» 本文抜粋:
|---|
左下腿外側方向よりの写真。外果下方に内出血を認める。
レントゲン側面像。
脛骨下端部に骨折線を認める。
レントゲン正面像。
腓骨下端部に骨折線を認める。

Wever(1972)は腓骨の骨折と靭帯結合部との関係に基づき足関節の骨折を3型に分類している。これにより本症例を分類すると、C型のC2に分類された。これは靭帯結合部より近位側の腓骨骨折で内果の骨折を伴うものであった。


【整復】

患者を仰臥位にし、術者は右手掌で中枢骨片に前方より圧迫を加えながら、末梢骨片を右手の四指で後方より前内方に持ち上げ、中枢骨片と接合させた。転位の無い腓骨に関しては左手第2指による側方からの圧迫のみを行った。整復完了と同時に痺れは消失した (図2)。

図2
初診(12月18日)整復時の写真。脛骨下端の後方にある骨片を、前方に押し上げる。

【固定】

患部の固定、腫脹軽減を目的に脛骨内果部の後方、側方より圧迫枕子を加えた。腓骨は転位がないため前後方向からの圧迫枕子のみとした。両骨とも患部の動揺を防ぐため、テープによる固定を行った。冷湿布を行い、大腿中央より足先にかけて背側にクラーメルシーネをあて、包帯にて固定を行った。固定肢位は膝関節軽度屈曲位、足関節良肢位とした(図3)。右患側肢への体重付加を禁止。松葉杖歩行を指示した。

図3
整復後の転位を防ぐため、内果部に綿花枕子をあてる。
整復後の転位を防ぐため、外果部に綿花枕子をあてる。
テーピによる固定
クラーメル、包帯による固定


【経過】 

第2診 12月19日(来院2日目)
患者に自発痛は無かったが、前日の固定後、時間経過とともに痺れが再度出現。レントゲン写真と患者症状より再度転位が発生したと判断し、再整復を行った。脛骨の末梢骨片が容易に転位してしまうことを考慮し、中枢骨片を末梢骨片に接合させることとした。患者を仰臥位にし、術者は右手の四指にて脛骨末梢骨片を後方から把持し、固定した。両母指で中枢骨片を後外方へ押圧し末梢骨片に接合させた (図4)。整復後、痺れが消失した。

図4

第2診(12月19日)整復時の写真。
脛骨中枢骨片を前方から押し込み、後方の末梢骨片に合わせる。 


第10診 1月 7日(来院20日目)  
松葉杖を用いながら右患側肢への加重を許可した。

第23診 2月 7日(来院52日目)
固定具を除去した。

第37診 3月15日(来院88日目)
|---|
» 実施事項:
A - 足関節骨折の症例報告において、第2診の再整復では中枢骨片を末梢骨片に接合させる方法がとられています。その理由を、本文の記述に基づいて1〜3文で説明してください。
B - 足関節骨折の症例報告を、末尾の「第37診 3月15日(来院88日目)」に続く部分から書き継いでください。
|---|
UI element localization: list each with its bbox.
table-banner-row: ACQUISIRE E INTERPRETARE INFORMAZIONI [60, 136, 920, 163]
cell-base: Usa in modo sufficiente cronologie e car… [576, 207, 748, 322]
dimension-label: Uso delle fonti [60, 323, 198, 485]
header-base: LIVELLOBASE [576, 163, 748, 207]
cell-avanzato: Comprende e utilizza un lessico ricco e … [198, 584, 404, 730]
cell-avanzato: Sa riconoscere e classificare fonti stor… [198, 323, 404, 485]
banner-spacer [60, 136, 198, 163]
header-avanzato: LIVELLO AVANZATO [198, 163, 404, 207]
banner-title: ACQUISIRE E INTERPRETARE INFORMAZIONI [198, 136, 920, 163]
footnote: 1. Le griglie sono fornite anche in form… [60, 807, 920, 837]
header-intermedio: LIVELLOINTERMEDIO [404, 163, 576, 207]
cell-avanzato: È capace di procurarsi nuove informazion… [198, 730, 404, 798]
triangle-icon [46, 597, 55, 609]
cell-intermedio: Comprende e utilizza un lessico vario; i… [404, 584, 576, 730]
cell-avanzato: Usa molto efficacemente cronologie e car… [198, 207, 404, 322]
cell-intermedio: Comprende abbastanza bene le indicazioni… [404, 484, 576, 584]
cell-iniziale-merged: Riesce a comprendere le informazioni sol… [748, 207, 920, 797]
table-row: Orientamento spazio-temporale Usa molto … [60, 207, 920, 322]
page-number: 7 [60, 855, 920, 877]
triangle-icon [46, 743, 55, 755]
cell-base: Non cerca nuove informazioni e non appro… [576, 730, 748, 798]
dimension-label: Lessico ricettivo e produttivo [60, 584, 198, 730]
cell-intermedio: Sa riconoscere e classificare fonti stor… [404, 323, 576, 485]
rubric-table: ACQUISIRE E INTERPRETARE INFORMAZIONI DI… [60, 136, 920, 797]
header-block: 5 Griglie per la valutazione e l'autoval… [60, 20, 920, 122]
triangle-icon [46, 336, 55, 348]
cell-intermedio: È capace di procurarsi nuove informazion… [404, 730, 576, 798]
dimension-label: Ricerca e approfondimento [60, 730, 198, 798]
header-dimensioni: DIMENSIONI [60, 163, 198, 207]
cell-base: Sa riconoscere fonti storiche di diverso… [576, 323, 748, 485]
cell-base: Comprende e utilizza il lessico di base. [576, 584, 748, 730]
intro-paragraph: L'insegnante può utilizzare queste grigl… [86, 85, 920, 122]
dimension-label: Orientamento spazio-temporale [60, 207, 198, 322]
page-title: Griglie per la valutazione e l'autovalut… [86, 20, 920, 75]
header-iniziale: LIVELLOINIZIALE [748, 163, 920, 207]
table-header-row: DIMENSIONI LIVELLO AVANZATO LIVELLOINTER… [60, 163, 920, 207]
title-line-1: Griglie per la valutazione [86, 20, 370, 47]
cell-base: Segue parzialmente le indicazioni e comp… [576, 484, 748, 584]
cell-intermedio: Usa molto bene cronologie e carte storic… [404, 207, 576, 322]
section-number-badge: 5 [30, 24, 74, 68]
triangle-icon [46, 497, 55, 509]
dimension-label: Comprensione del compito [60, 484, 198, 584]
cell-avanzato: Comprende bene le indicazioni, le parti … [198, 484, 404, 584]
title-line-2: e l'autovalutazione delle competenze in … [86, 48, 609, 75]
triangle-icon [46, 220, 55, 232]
|---|
» 課題別解答:
A - 脛骨の末梢骨片が容易に転位してしまうことを考慮したためです。そこで術者は、右手の四指で脛骨末梢骨片を後方から把持して固定しました。そのうえで両母指で中枢骨片を後外方へ押圧し、末梢骨片に接合させました。

B -
レントゲン写真を読影した医師の判断にて治癒とした (図5)。

図5
受傷後88日後レントゲン正面像。
受傷後88日後レントゲン側面像。


【結果】

右脛骨・腓骨ともに骨折部の癒合は良好であり、画像写真においてまったく問題がないことが確認できた。このことは徒手整復術が適応であったことを裏付ける結果であったと考えている。日常生活動作に支障が見られないことから、後療法が適切に行うことができたと認識している。


【考察】

脛骨下端部骨折の末梢骨片を中枢骨片に持ち上げた整復・固定を用い、仰臥位で安静を保つ肢位を実施したが、重力や筋の収縮などにより整復後の転位を防止できなかったと考えられる。第2診目に転位の状況から、末梢骨片に中枢骨片を合わせるように再整復を行い固定することで正常な骨の位置関係に戻すことができたと思われる。徒手整復に際し、転位の大きい時は中枢骨片を末梢骨片に合わせるという柔軟な姿勢の重要性を実感した。後療法のポイントとして体重負荷を十分な骨癒合が得られるまで禁止することにより、転位の抑制と良好な骨癒合が得られたものと考える。


【結論】 

受傷後早期の施術は処置しやすい状態であり、数日以内であれば再整復行為も容易に行うことが出来る。又、整復後の再転位が見られたときは、骨癒合が完成するまでの間に再整復を試みることが必要であると考える。骨の転位の様子は、毎日の包帯交換時に注意深く患部を観察することや、患者の訴える症状などから比較的容易に発見することが可能である。今回、受傷後10日目、11日目に徒手整復術を実施し良好な成績を得た。慎重な診察と適合可否の判断が大前提であるが、受傷後2週間程度の骨折に対する整復は有効であると認識する。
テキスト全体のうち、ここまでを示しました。